* Start *
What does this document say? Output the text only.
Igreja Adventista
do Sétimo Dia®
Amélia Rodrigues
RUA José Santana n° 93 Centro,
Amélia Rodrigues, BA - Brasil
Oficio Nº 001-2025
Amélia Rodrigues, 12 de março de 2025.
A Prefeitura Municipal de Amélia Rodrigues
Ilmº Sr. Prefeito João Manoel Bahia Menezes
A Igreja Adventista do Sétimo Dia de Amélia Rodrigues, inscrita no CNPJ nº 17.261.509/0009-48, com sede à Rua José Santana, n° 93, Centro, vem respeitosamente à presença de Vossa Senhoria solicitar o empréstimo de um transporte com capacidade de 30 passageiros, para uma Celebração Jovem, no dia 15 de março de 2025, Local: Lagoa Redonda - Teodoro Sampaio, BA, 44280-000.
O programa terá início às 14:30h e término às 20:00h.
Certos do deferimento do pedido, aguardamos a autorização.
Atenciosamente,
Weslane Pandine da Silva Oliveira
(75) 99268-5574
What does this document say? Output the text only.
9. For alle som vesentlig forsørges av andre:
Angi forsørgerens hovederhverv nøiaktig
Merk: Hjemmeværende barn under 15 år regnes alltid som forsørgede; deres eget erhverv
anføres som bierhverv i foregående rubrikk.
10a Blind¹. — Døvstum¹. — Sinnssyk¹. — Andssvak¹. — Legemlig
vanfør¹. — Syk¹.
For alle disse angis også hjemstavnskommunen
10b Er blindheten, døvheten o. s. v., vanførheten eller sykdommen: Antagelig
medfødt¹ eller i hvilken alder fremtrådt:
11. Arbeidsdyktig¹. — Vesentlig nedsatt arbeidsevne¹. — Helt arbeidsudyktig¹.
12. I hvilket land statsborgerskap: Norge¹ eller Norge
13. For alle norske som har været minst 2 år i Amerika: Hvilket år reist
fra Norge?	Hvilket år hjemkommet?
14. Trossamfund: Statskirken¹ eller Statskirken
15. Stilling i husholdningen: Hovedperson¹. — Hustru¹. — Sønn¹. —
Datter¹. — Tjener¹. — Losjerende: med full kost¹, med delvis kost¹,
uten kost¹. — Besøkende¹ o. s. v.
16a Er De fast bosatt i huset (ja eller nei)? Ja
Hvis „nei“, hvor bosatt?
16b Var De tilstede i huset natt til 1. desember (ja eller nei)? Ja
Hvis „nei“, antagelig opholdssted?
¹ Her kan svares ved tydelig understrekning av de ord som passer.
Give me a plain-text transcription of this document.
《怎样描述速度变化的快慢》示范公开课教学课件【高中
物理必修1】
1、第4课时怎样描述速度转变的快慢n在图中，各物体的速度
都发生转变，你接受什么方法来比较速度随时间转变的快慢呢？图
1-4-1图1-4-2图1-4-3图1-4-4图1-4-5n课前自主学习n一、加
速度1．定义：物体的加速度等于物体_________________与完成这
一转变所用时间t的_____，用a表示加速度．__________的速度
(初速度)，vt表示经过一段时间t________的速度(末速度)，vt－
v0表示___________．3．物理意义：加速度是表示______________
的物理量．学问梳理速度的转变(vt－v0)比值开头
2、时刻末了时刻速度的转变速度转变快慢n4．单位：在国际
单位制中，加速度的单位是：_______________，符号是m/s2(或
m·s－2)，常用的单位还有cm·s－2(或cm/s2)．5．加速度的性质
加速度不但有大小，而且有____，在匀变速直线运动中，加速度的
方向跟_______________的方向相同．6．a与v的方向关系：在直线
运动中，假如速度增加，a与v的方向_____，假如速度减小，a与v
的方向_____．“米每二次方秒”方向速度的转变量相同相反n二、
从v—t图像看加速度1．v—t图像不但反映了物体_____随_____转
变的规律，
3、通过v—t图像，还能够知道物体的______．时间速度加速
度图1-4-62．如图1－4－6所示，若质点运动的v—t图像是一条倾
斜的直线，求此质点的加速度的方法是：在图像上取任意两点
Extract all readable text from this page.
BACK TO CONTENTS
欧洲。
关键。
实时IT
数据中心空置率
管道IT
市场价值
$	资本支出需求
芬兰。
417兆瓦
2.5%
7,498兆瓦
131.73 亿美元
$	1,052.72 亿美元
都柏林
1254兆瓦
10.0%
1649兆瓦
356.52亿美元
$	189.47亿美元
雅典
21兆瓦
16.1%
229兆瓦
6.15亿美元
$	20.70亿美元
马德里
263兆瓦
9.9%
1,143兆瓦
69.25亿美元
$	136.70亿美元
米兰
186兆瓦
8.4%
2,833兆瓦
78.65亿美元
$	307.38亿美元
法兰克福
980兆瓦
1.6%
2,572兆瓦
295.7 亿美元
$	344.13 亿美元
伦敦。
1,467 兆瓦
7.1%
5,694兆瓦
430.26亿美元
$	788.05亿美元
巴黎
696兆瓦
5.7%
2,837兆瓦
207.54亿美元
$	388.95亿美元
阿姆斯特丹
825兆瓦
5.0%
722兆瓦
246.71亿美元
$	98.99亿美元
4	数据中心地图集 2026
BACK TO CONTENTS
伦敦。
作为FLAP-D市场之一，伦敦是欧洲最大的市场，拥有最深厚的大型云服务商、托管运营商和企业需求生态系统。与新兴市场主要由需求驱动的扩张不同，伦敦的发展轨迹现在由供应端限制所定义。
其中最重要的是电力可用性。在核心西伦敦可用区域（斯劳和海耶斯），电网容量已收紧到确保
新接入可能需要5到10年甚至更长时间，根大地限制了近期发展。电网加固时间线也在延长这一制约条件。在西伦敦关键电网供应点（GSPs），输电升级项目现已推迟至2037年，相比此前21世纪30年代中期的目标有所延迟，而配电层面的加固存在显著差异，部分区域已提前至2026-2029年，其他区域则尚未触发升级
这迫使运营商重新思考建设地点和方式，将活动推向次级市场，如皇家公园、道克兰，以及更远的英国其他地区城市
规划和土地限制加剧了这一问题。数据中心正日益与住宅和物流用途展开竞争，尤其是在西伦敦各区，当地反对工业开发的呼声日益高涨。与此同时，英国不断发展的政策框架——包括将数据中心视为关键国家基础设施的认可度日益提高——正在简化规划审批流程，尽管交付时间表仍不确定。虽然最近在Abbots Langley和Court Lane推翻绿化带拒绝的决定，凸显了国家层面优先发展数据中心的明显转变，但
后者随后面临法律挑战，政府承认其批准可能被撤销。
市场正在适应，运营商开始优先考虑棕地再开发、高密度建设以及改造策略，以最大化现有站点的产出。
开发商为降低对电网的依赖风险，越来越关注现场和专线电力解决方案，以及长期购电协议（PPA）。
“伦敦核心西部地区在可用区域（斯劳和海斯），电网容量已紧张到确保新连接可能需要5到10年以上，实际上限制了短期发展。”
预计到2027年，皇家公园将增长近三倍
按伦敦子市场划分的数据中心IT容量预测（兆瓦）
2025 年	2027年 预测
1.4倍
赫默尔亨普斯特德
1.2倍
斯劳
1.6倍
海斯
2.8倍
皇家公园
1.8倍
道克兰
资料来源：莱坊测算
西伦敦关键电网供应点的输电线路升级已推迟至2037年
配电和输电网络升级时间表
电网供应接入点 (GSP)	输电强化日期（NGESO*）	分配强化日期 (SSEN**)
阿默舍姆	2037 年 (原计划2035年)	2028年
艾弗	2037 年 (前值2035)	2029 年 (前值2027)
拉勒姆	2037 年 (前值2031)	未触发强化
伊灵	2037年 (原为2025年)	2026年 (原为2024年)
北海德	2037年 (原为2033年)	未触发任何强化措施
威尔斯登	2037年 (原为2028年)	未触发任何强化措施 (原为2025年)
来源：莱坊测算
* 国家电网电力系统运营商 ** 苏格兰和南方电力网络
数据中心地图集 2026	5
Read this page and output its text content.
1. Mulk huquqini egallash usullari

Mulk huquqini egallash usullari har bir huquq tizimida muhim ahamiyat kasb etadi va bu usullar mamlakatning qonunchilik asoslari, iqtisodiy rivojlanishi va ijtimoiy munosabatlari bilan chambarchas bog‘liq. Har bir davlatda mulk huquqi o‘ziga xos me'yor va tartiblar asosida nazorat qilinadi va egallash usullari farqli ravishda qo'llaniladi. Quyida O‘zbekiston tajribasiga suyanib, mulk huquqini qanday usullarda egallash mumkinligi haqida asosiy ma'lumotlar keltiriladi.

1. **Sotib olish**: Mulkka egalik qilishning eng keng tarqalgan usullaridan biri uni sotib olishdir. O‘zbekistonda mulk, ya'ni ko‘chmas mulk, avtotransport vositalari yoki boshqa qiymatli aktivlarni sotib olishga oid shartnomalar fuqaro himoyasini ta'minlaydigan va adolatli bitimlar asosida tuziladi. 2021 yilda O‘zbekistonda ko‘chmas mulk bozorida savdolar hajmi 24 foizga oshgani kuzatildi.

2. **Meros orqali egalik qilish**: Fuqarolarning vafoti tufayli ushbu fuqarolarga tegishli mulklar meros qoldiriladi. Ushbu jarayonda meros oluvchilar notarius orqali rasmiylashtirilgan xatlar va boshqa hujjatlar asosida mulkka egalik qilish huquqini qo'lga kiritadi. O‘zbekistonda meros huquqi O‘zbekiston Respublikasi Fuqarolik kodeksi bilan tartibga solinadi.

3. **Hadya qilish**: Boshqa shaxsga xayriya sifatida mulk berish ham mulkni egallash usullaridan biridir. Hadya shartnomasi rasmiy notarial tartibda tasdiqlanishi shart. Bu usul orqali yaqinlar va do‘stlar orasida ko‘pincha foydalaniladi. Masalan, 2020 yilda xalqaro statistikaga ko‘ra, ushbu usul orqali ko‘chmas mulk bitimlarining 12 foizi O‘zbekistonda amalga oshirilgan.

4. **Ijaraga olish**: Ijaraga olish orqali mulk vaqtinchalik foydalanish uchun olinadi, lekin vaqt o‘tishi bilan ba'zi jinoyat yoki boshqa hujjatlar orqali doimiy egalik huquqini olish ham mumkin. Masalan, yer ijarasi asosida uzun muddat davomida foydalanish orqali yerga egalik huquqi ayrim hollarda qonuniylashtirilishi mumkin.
* End *
**Instructions to follow:** Report each line in the preceding entries that holds the string "usullaridan".

**Task solution:**
1. **Sotib olish**: Mulkka egalik qilishning eng keng tarqalgan usullaridan biri uni sotib olishdir. O‘zbekistonda mulk, ya'ni ko‘chmas mulk, avtotransport vositalari yoki boshqa qiymatli aktivlarni sotib olishga oid shartnomalar fuqaro himoyasini ta'minlaydigan va adolatli bitimlar asosida tuziladi. 2021 yilda O‘zbekistonda ko‘chmas mulk bozorida savdolar hajmi 24 foizga oshgani kuzatildi.
3. **Hadya qilish**: Boshqa shaxsga xayriya sifatida mulk berish ham mulkni egallash usullaridan biridir. Hadya shartnomasi rasmiy notarial tartibda tasdiqlanishi shart. Bu usul orqali yaqinlar va do‘stlar orasida ko‘pincha foydalaniladi. Masalan, 2020 yilda xalqaro statistikaga ko‘ra, ushbu usul orqali ko‘chmas mulk bitimlarining 12 foizi O‘zbekistonda amalga oshirilgan.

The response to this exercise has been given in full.